_Given exercise_
From the entries below, pull out each line where "subtitle" appears.

--- Raw data ---

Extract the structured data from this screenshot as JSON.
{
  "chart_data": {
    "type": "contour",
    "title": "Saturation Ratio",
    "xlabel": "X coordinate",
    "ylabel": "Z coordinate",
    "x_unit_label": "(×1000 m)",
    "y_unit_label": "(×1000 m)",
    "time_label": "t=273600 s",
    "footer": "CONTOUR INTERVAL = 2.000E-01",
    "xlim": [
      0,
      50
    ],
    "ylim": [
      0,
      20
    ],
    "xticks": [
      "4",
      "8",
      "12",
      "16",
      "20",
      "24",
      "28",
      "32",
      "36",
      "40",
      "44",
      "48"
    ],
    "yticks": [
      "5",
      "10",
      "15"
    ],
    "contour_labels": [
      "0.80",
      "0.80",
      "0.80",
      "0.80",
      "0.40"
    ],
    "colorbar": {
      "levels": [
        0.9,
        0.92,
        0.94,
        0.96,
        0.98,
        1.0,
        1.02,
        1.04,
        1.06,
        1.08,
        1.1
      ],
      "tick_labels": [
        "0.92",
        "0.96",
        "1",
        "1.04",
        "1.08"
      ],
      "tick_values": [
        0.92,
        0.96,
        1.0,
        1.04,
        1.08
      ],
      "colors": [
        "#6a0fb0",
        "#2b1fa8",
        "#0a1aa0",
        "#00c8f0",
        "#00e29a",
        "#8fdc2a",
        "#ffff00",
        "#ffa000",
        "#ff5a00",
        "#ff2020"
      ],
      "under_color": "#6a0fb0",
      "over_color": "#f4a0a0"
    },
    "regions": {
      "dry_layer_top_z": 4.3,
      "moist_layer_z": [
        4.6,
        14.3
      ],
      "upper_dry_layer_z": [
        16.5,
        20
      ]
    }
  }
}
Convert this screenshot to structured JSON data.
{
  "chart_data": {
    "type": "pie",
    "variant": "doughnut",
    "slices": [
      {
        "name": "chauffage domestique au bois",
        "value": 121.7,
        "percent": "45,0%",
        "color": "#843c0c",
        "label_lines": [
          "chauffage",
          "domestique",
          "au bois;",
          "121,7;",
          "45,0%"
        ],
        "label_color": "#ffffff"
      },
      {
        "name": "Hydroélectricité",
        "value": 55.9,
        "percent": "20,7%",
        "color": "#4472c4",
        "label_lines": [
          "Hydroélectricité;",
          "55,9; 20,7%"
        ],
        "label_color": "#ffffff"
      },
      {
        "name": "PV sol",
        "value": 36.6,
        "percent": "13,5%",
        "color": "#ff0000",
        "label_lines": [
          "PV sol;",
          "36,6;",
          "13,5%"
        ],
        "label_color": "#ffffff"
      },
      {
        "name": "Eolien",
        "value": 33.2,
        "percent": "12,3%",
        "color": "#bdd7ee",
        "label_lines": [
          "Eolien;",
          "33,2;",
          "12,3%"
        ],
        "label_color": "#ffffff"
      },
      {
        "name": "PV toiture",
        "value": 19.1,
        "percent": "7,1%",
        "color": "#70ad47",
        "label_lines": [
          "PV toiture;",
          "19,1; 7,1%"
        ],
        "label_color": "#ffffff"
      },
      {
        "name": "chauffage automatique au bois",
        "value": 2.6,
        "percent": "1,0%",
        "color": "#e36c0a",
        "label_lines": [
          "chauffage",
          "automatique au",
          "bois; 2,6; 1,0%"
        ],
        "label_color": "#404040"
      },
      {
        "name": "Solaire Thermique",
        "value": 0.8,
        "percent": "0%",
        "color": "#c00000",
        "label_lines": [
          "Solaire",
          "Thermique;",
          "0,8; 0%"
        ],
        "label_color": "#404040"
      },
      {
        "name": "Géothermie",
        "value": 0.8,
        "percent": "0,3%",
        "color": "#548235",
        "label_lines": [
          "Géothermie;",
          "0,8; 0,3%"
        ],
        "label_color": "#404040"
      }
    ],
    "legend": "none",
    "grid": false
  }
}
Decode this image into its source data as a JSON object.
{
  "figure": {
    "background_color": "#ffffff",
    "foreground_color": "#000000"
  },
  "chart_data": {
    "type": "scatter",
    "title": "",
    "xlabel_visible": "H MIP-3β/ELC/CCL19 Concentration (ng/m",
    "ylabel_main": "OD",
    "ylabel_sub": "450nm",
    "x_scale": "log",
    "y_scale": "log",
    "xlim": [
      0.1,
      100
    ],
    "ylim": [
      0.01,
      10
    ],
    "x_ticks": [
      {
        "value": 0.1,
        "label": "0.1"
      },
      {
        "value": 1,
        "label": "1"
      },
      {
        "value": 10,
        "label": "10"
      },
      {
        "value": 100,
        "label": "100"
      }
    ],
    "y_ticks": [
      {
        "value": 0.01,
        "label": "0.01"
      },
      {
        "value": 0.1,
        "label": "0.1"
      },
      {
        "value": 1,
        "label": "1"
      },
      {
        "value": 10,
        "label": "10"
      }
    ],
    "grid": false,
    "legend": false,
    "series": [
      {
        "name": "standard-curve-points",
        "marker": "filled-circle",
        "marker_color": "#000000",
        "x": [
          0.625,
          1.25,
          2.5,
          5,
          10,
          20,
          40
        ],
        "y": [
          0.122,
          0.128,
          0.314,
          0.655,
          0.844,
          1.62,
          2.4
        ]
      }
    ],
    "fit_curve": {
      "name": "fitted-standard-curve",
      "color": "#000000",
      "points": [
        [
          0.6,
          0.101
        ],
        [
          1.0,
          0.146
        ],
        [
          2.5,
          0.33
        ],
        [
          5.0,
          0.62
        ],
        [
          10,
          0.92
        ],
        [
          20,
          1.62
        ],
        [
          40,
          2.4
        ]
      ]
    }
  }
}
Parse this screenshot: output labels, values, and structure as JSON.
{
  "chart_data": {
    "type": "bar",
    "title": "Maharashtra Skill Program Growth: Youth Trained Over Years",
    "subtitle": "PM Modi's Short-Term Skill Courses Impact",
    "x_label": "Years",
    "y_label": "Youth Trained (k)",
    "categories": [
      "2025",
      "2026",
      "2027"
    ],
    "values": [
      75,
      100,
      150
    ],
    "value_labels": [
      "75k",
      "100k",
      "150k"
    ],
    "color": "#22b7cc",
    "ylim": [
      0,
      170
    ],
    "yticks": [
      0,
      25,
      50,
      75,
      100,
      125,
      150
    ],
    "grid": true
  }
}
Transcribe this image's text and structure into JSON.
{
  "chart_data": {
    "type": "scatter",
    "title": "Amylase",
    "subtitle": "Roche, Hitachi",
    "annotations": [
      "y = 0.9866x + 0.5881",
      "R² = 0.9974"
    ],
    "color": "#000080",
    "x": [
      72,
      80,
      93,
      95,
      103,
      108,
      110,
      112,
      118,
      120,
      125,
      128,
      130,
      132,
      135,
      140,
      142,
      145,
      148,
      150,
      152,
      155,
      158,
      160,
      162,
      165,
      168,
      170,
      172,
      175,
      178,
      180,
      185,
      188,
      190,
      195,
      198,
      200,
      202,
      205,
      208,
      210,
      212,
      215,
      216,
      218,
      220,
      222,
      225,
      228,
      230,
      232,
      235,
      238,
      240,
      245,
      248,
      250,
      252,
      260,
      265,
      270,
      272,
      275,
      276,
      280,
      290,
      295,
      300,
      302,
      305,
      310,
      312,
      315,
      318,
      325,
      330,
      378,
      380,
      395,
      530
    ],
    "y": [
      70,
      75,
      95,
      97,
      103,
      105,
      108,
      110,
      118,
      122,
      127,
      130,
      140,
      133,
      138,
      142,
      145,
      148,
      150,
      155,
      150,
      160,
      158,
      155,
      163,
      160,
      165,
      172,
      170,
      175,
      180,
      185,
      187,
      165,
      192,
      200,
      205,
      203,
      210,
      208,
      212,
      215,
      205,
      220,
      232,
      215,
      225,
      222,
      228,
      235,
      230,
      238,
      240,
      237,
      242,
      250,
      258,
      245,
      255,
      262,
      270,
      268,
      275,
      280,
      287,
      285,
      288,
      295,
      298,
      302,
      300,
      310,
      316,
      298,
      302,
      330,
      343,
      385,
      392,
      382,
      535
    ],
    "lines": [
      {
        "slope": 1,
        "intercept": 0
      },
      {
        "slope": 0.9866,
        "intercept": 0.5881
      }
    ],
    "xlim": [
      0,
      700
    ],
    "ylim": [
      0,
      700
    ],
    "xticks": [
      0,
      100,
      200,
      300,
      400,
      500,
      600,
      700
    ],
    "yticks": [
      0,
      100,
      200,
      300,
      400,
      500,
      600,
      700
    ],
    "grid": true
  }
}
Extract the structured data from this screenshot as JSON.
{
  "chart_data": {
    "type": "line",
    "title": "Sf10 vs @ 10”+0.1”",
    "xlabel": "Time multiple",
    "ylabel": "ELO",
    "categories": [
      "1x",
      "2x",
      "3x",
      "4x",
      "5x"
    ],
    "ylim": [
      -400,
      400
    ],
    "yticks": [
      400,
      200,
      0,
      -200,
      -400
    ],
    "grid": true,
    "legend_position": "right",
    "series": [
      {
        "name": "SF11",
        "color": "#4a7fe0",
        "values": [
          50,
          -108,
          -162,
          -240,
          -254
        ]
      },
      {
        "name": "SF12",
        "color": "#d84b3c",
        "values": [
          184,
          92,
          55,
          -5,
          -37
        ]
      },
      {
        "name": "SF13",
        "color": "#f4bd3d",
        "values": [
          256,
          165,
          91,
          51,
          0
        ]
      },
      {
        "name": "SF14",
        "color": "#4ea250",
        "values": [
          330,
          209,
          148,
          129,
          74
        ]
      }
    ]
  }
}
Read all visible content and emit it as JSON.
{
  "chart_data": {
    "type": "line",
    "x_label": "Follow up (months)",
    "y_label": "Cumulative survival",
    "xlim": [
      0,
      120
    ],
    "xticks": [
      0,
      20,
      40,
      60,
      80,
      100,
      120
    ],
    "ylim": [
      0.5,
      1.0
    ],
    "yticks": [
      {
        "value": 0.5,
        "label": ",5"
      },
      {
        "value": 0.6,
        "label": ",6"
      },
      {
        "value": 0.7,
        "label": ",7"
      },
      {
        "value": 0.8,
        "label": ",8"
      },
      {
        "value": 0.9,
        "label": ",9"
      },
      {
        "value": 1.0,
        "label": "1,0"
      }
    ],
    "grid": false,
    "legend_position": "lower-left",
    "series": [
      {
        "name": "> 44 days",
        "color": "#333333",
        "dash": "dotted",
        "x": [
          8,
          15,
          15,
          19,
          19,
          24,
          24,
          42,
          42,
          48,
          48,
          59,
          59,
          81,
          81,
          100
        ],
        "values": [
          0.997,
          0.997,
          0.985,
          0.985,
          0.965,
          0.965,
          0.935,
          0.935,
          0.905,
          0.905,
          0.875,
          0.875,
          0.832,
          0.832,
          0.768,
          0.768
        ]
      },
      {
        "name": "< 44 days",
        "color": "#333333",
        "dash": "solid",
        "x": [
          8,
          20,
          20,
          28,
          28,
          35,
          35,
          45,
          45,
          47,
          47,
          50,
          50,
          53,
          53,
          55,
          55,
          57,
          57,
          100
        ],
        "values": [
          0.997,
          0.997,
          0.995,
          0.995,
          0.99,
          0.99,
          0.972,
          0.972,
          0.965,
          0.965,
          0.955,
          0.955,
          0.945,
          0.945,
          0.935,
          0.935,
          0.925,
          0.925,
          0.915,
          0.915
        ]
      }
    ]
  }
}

---

_Result for this task_
    "subtitle": "PM Modi's Short-Term Skill Courses Impact",
    "subtitle": "Roche, Hitachi",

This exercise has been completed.